=== Directive ===
Check each line of the material below for "канатика", then copy the ones that contain it.

Records from a data collection
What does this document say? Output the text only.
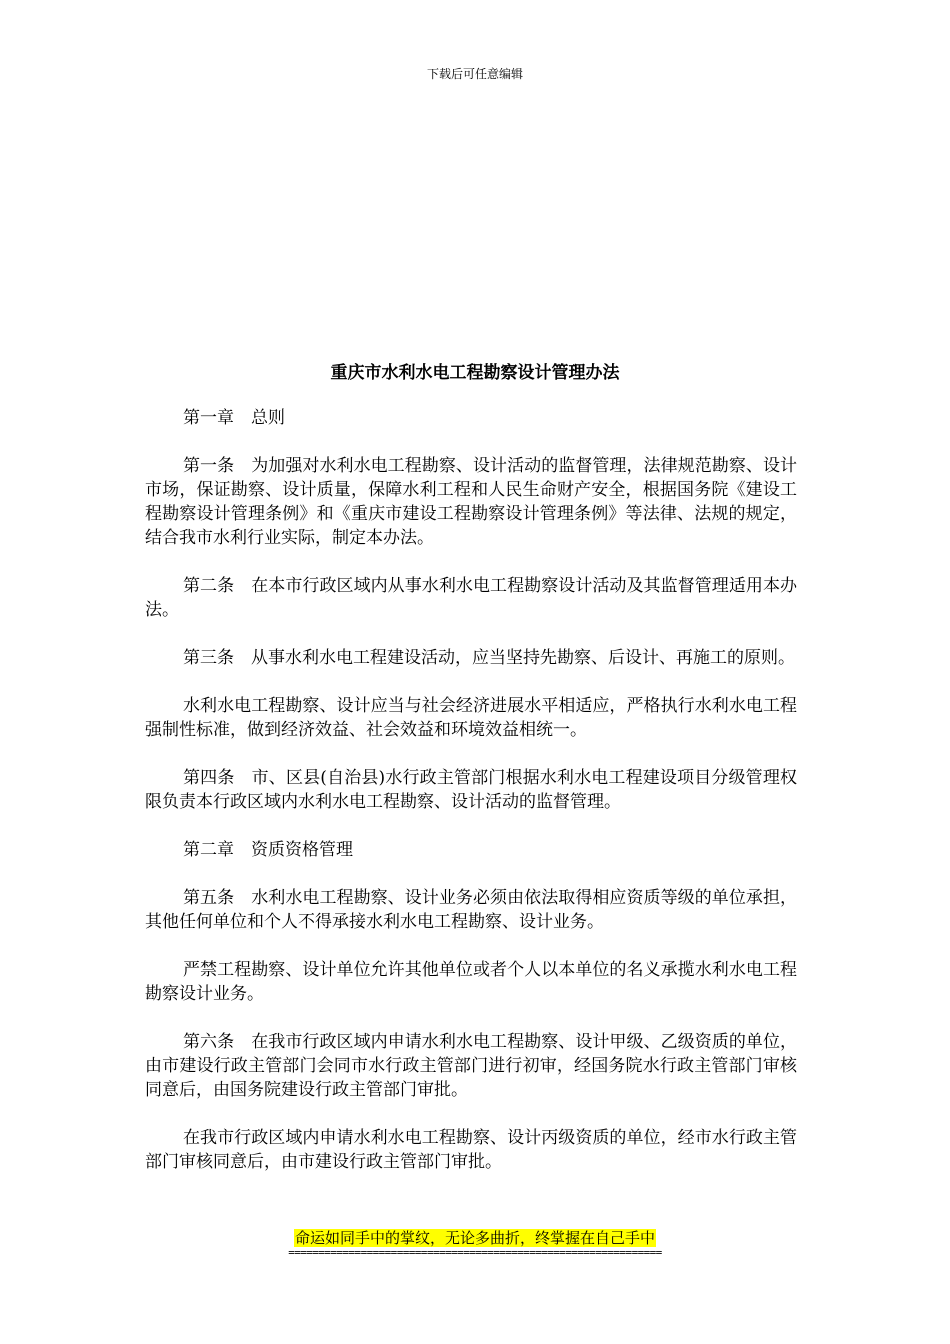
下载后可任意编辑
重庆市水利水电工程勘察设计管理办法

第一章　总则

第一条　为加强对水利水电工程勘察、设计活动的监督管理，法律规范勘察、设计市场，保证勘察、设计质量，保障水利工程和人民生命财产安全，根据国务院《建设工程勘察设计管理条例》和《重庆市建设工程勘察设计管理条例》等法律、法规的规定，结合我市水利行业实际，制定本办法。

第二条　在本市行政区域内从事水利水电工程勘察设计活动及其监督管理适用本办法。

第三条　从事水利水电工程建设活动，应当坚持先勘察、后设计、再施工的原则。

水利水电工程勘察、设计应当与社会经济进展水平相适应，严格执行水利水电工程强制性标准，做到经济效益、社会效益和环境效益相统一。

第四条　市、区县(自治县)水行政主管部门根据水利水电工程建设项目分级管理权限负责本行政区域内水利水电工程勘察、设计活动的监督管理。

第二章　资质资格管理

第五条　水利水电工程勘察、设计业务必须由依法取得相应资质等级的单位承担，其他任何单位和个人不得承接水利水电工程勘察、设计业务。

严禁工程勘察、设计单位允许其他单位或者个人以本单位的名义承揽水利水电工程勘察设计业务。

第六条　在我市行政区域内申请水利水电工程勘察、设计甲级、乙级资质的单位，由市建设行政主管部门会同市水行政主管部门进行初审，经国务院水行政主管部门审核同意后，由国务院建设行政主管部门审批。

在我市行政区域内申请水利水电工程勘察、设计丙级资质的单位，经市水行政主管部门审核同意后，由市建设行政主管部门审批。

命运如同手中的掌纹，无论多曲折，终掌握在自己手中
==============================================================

--

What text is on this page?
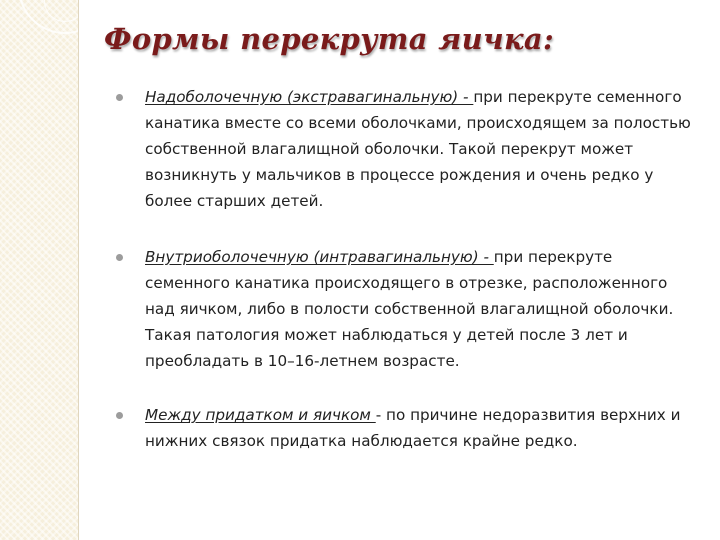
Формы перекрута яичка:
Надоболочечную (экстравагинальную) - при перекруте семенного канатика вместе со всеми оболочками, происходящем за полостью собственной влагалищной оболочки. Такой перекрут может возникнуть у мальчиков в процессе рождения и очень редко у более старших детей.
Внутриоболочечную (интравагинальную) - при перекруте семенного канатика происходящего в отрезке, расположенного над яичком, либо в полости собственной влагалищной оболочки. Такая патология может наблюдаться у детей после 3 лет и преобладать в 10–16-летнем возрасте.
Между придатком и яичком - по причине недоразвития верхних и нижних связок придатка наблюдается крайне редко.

=== Solution to this problem ===
Надоболочечную (экстравагинальную) - при перекруте семенного канатика вместе со всеми оболочками, происходящем за полостью собственной влагалищной оболочки. Такой перекрут может возникнуть у мальчиков в процессе рождения и очень редко у более старших детей.
Внутриоболочечную (интравагинальную) - при перекруте семенного канатика происходящего в отрезке, расположенного над яичком, либо в полости собственной влагалищной оболочки. Такая патология может наблюдаться у детей после 3 лет и преобладать в 10–16-летнем возрасте.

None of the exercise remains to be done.